In terms of deployments, Canada had a 650 member battlegroup stationed as a deterrent to Russian aggression in Latvia, and a Parliament-authorized contingent in Iraq and the Middle East with a strength of up to 850 personnel. Ditto 2021.

One of the major headaches plaguing the senior military leadership was that of dealing with sexual misconduct in late 2020.

On Oct. 28 of that year, Gen. Jonathan Vance had announced a plan called The Path Towards Dignity and Respect. This was to be a long term plan to refocus the 2015 Operation Honour – the CAF’s campaign against sexual misconduct in the ranks – on changing the underlying culture of misconduct and setting up the program to be a permanent fixture of DND.

Now readers need to remember that Op Honour was implemented after a damaging series of media reports in 2013/2014 revealed widespread sexual misconduct throughout the CAF.

This led to an independent review by former Supreme Court Justice Marie Deschamps which confirmed everyone’s worst fears and detailed what she called a military steeped in a highly masculine, sexualized culture where leaders turn a blind eye to misconduct.

Unfortunately for all involved, the Path Towards Dignity and Respect turned out to be laden with landmines that devastated the military senior command tasked with navigating it.

The first to fall was outgoing Chief of Defence Staff, Gen. Vance, when Global News reported on February 2, 2021 that he had allegedly committed two acts of sexual misconduct.

After a months long military police investigation, Vance has been charged with a single count of obstruction and is scheduled to appear in court in March 2023.

The Vance story set in motion a flurry of allegations against top Admirals and Generals including Vance’s successor as CDS, Admiral Art McDonald.

At time of writing, no fewer than nine senior General Officers or Flag officers were suspended or ‘retired’ from their posts pending investigations or court cases.

On the surface it would seem that the Canadian military is closing out 2021 just as embattled on the sexual misconduct front as they were in 2020.

However, as an eternal optimist, I have to believe that as we move forward into the new year, the changes put in place in recent months will allow our military to actually make real headway in effecting cultural change.

§ Records:
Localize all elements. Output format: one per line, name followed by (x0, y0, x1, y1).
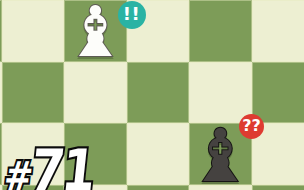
board-square[interactable] (127, 62, 189, 124)
blunder-badge-text: ?? (242, 116, 261, 135)
episode-label: #71 (2, 142, 96, 190)
board-square[interactable] (252, 185, 304, 190)
board-square[interactable] (2, 62, 64, 124)
board-square[interactable] (252, 62, 304, 124)
board-square[interactable] (2, 0, 64, 62)
board-square[interactable] (127, 185, 189, 190)
brilliant-move-badge: !! (118, 1, 146, 29)
episode-number: 71 (28, 137, 97, 190)
white-bishop-piece[interactable]: ♝ (64, 0, 126, 62)
episode-hash: # (2, 153, 33, 190)
board-square[interactable] (189, 0, 251, 62)
puzzle-thumbnail: ♝ ♝ !! ?? #71 (0, 0, 304, 190)
white-bishop-glyph: ♝ (64, 0, 127, 67)
board-square[interactable] (127, 123, 189, 185)
blunder-move-badge: ?? (239, 114, 264, 139)
brilliant-badge-text: !! (123, 3, 140, 24)
board-square[interactable] (252, 0, 304, 62)
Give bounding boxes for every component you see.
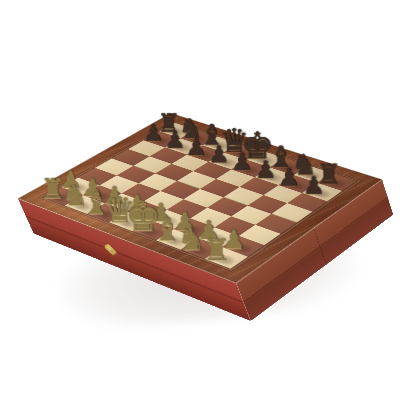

§ Complete the following:
1. Summarize the text on sexual misconduct in the Canadian military in two sentences.
2. Answer these questions from the text on sexual misconduct in the Canadian military:
(a) On what date did Gen. Vance announce The Path Towards Dignity and Respect?
(b) Who conducted the independent review that followed the 2013/2014 media reports?
(c) With what has Vance been charged?
3. Go on with the text on sexual misconduct in the Canadian military, starting after its final sentence.
The records are separate material from the text on sexual misconduct in the Canadian military.

§ Answers provided:
1. In late 2020, Gen. Jonathan Vance announced The Path Towards Dignity and Respect, a long-term plan to refocus Operation Honour on changing the underlying culture of sexual misconduct in the CAF. The plan proved to be laden with landmines for the senior command: Vance was accused of misconduct and later charged with obstruction, and allegations against other top officers left at least nine suspended or retired pending investigations or court cases.

2.
(a) Oct. 28, 2020.
(b) Former Supreme Court Justice Marie Deschamps.
(c) A single count of obstruction.

3.
Up until now it has seemed like that running Peanuts comic gag where Lucy promises to hold the football while Charlie Brown kicks it. Invariably Charlie Brown mistakenly puts his faith in Lucy, promises he is going to kick that ball “to the moon” and every time Lucy reverts to character, swipes the ball away and Charlie Brown ends up flat on his back. 

Long time observers of the Canadian military will recall that the first major sexual misconduct revelations came to light in 1998 when Macleans magazine ran an unprecedented four consecutive cover stories on the topic. Public outrage sparked the creation of the office of the Canadian Forces Ombudsman.

However that post was proven to be incapable of changing the culture when Macleans revisited the subject in their 2013 reports.

Then it was the Deschamps’ report, followed by Op Honour, refocused as Paths towards Dignity and Respect and then, as a result of the current crisis, yet another independent review by former Supreme Court Justice Louise Arbour.

That is a lot of announced solutions without success to make one sceptical that this time around things will be different.

However, there has also been a major changing of the guard at virtually every top job in the military environment.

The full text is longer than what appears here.